§ Information supplied
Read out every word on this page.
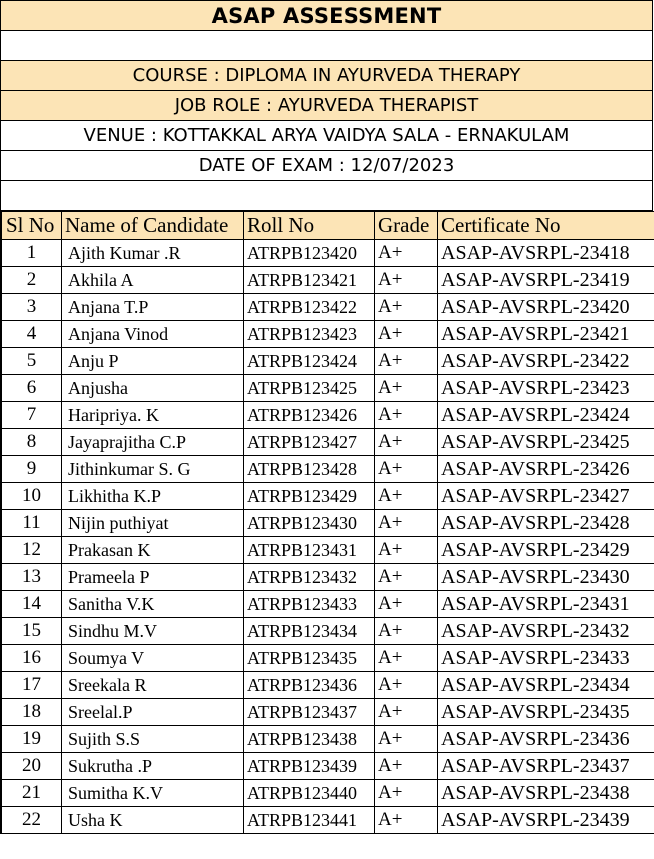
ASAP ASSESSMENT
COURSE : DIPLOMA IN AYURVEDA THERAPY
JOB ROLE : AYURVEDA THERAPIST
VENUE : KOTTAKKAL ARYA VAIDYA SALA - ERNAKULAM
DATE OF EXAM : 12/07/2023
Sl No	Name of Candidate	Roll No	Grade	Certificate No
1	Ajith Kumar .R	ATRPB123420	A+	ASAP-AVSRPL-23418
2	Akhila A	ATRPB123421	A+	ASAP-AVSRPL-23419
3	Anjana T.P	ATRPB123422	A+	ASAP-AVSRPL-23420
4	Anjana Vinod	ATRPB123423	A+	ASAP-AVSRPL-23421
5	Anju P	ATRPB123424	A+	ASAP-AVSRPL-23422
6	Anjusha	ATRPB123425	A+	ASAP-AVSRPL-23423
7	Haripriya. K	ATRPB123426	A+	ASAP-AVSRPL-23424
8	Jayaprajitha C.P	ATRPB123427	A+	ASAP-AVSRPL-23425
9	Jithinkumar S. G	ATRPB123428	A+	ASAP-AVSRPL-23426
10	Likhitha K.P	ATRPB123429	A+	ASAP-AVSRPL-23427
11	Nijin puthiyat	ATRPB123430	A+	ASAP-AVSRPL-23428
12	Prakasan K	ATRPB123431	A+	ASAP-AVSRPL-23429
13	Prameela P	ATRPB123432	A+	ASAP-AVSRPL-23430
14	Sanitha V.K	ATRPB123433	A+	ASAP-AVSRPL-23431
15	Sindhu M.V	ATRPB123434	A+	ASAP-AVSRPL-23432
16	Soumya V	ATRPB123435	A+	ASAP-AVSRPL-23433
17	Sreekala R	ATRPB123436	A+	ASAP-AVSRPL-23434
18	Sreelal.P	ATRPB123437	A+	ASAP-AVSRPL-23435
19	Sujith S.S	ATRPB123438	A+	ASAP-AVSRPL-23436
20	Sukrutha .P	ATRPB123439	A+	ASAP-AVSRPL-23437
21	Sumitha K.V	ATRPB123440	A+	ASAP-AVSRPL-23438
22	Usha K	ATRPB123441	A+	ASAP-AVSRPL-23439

==

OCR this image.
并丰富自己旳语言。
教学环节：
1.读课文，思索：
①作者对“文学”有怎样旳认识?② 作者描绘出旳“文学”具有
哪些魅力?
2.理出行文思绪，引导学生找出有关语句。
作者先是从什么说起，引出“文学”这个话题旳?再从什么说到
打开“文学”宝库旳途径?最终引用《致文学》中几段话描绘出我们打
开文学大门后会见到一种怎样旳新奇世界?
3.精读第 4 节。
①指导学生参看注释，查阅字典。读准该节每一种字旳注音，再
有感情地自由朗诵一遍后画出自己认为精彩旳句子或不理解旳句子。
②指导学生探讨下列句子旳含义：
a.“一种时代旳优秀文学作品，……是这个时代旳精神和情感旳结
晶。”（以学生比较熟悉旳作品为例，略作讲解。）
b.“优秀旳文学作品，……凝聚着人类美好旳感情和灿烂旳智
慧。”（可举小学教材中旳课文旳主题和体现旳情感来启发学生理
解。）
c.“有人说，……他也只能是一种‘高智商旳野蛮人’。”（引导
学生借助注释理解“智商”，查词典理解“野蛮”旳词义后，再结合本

§ Aim of the exercise
Copy out every line where the word "Anjana" occurs.

§ Result
3	Anjana T.P	ATRPB123422	A+	ASAP-AVSRPL-23420
4	Anjana Vinod	ATRPB123423	A+	ASAP-AVSRPL-23421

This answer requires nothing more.